[EXERCISE PROMPT]: Below are entries; tally how many lines hold the string "Croix" and answer with only that figure.
────────────────────────────────────────
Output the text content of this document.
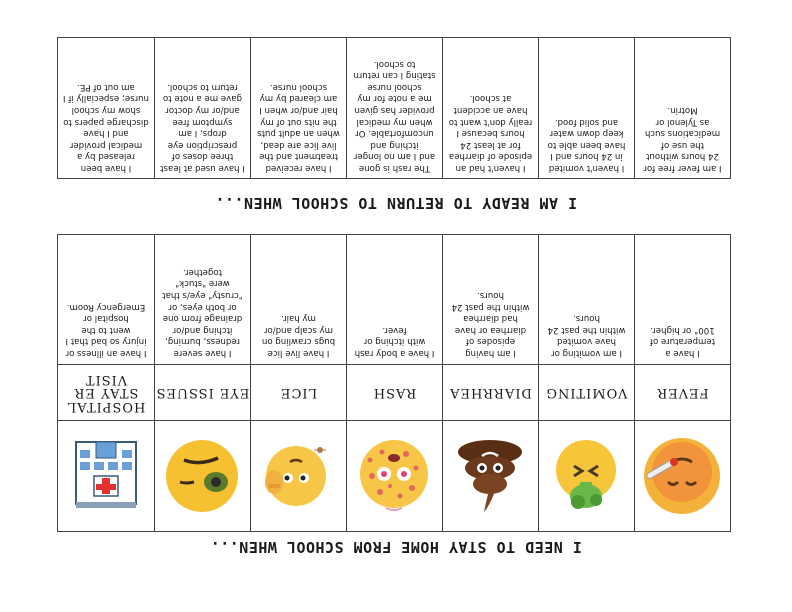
I NEED TO STAY HOME FROM SCHOOL WHEN...
FEVER
I have a temperature of 100° or higher.
VOMITING
I am vomiting or have vomited within the past 24 hours.
DIARRHEA
I am having episodes of diarrhea or have had diarrhea within the past 24 hours.
RASH
I have a body rash with itching or fever.
LICE
I have live lice bugs crawling on my scalp and/or my hair.
EYE ISSUES
I have severe redness, burning, itching and/or drainage from one or both eyes, or "crusty" eye/s that were "stuck" together.
HOSPITAL STAY ER VISIT
I have an illness or injury so bad that I went to the hospital or Emergency Room.
I AM READY TO RETURN TO SCHOOL WHEN...
I am fever free for 24 hours without the use of medications such as Tylenol or Motrin.
I haven't vomited in 24 hours and I have been able to keep down water and solid food.
I haven't had an episode of diarrhea for at least 24 hours because I really don't want to have an accident at school.
The rash is gone and I am no longer itching and uncomfortable. Or when my medical provider has given me a note for my school nurse stating I can return to school.
I have received treatment and the live lice are dead, when an adult puts the nits out of my hair and/or when I am cleared by my school nurse.
I have used at least three doses of prescription eye drops, I am symptom free and/or my doctor gave me a note to return to school.
I have been released by a medical provider and I have discharge papers to show my school nurse; especially if I am out of PE.
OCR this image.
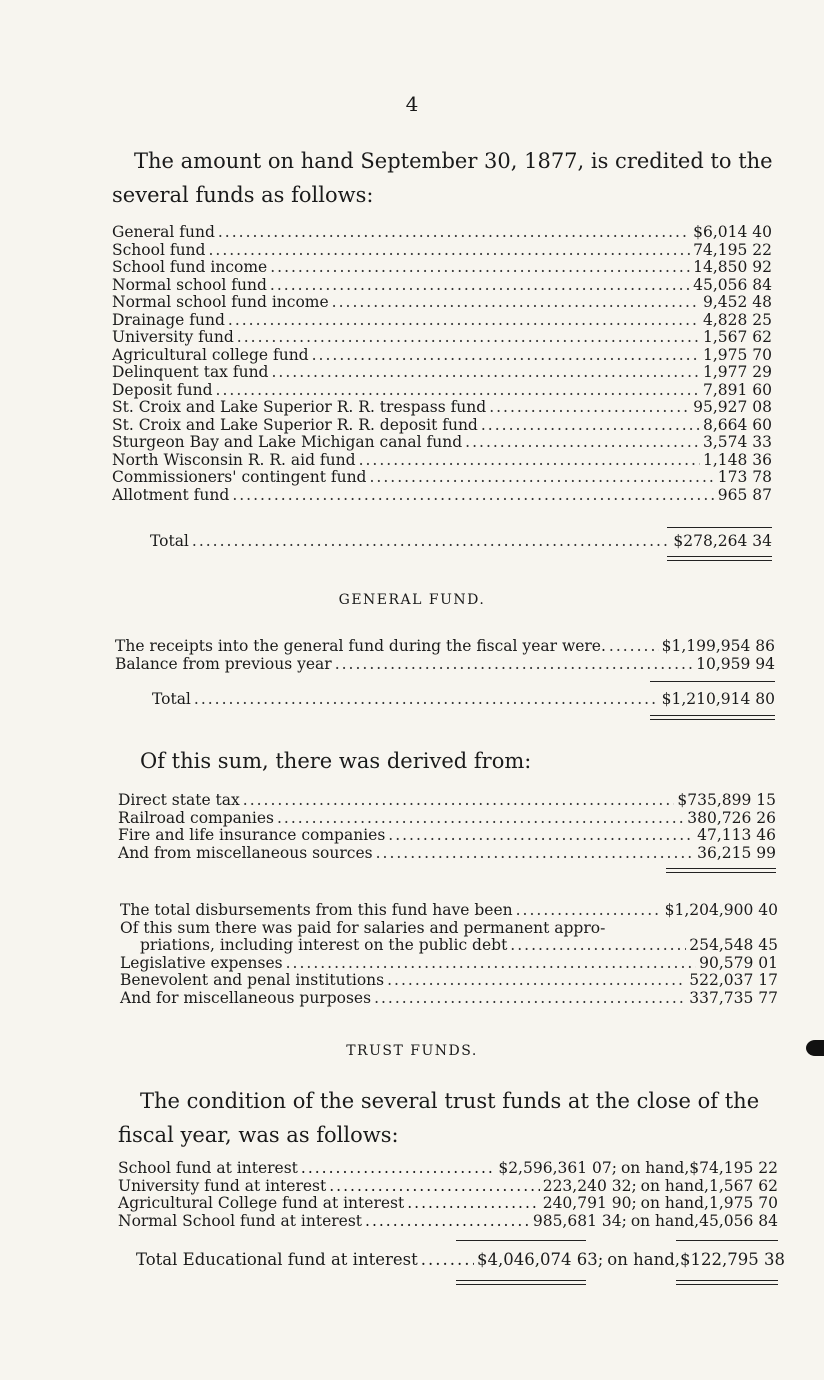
4
The amount on hand September 30, 1877, is credited to the several funds as follows:
General fund .....	$6,014 40
School fund .....	74,195 22
School fund income .....	14,850 92
Normal school fund .....	45,056 84
Normal school fund income .....	9,452 48
Drainage fund .....	4,828 25
University fund .....	1,567 62
Agricultural college fund .....	1,975 70
Delinquent tax fund .....	1,977 29
Deposit fund .....	7,891 60
St. Croix and Lake Superior R. R. trespass fund .....	95,927 08
St. Croix and Lake Superior R. R. deposit fund .....	8,664 60
Sturgeon Bay and Lake Michigan canal fund .....	3,574 33
North Wisconsin R. R. aid fund .....	1,148 36
Commissioners' contingent fund .....	173 78
Allotment fund .....	965 87
Total .....	$278,264 34
GENERAL FUND.
The receipts into the general fund during the fiscal year were. .....	$1,199,954 86
Balance from previous year .....	10,959 94
Total .....	$1,210,914 80
Of this sum, there was derived from:
Direct state tax .....	$735,899 15
Railroad companies .....	380,726 26
Fire and life insurance companies .....	47,113 46
And from miscellaneous sources .....	36,215 99
The total disbursements from this fund have been .....	$1,204,900 40
Of this sum there was paid for salaries and permanent appro-
priations, including interest on the public debt .....	254,548 45
Legislative expenses .....	90,579 01
Benevolent and penal institutions .....	522,037 17
And for miscellaneous purposes .....	337,735 77
TRUST FUNDS.
The condition of the several trust funds at the close of the fiscal year, was as follows:
School fund at interest .....	$2,596,361 07; on hand, $74,195 22
University fund at interest .....	223,240 32; on hand, 1,567 62
Agricultural College fund at interest .....	240,791 90; on hand, 1,975 70
Normal School fund at interest .....	985,681 34; on hand, 45,056 84
Total Educational fund at interest .....	$4,046,074 63; on hand, $122,795 38
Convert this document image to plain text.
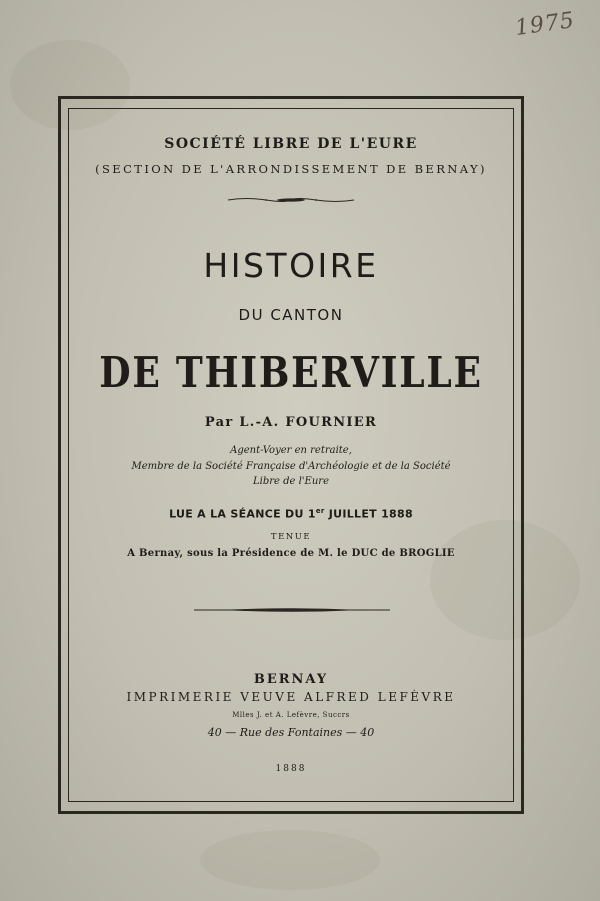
1975
SOCIÉTÉ LIBRE DE L'EURE
(SECTION DE L'ARRONDISSEMENT DE BERNAY)
HISTOIRE
DU CANTON
DE THIBERVILLE
Par L.-A. FOURNIER
Agent-Voyer en retraite,
Membre de la Société Française d'Archéologie et de la Société
Libre de l'Eure
LUE A LA SÉANCE DU 1er JUILLET 1888
TENUE
A Bernay, sous la Présidence de M. le DUC de BROGLIE
BERNAY
IMPRIMERIE VEUVE ALFRED LEFÈVRE
Mlles J. et A. Lefèvre, Succrs
40 — Rue des Fontaines — 40
1888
────────────────────────────────────────
[OUTPUT OF THE EXERCISE]: 2